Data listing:
** BEGIN **

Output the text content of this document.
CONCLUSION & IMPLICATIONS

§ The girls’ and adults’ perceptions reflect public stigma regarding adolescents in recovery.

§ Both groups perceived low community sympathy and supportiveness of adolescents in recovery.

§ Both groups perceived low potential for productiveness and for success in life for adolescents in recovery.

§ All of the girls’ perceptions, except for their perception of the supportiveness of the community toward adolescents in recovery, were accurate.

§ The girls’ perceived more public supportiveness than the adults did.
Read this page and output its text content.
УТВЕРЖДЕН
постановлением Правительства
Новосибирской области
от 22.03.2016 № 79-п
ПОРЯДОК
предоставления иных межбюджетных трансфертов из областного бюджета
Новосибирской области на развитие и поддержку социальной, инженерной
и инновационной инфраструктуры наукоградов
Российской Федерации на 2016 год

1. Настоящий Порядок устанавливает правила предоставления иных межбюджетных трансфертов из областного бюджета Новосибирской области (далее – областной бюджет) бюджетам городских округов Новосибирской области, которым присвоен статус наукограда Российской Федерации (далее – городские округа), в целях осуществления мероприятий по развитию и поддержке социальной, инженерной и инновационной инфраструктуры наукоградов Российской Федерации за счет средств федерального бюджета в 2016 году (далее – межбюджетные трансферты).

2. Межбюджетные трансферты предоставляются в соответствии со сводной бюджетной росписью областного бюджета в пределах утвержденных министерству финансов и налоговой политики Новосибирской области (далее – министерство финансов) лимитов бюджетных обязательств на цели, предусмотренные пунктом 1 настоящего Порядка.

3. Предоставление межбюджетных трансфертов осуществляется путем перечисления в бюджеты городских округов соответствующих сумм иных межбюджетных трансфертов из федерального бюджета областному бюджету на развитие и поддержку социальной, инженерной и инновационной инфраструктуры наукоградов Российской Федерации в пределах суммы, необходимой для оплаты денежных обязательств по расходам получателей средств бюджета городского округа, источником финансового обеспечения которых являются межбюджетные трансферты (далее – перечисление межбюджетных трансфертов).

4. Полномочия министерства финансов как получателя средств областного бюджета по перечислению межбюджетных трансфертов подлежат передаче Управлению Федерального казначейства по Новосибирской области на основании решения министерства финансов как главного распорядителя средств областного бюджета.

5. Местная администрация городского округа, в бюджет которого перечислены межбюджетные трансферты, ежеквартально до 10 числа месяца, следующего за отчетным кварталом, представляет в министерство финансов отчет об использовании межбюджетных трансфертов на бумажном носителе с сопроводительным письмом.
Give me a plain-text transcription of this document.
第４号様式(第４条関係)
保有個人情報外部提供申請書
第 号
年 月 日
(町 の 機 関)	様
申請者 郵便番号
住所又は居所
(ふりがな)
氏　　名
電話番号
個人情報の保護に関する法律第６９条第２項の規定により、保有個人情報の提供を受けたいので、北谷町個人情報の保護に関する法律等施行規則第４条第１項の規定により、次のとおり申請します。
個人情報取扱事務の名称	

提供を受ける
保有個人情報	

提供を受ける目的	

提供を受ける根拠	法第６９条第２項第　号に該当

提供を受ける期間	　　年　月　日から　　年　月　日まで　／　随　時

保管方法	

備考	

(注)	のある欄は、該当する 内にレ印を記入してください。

** END **

▶ **Directive**: Show all lines from the records above where the word "perceptions" occurs.

▶ **Exercise response**:
§ The girls’ and adults’ perceptions reflect public stigma regarding adolescents in recovery.
§ All of the girls’ perceptions, except for their perception of the supportiveness of the community toward adolescents in recovery, were accurate.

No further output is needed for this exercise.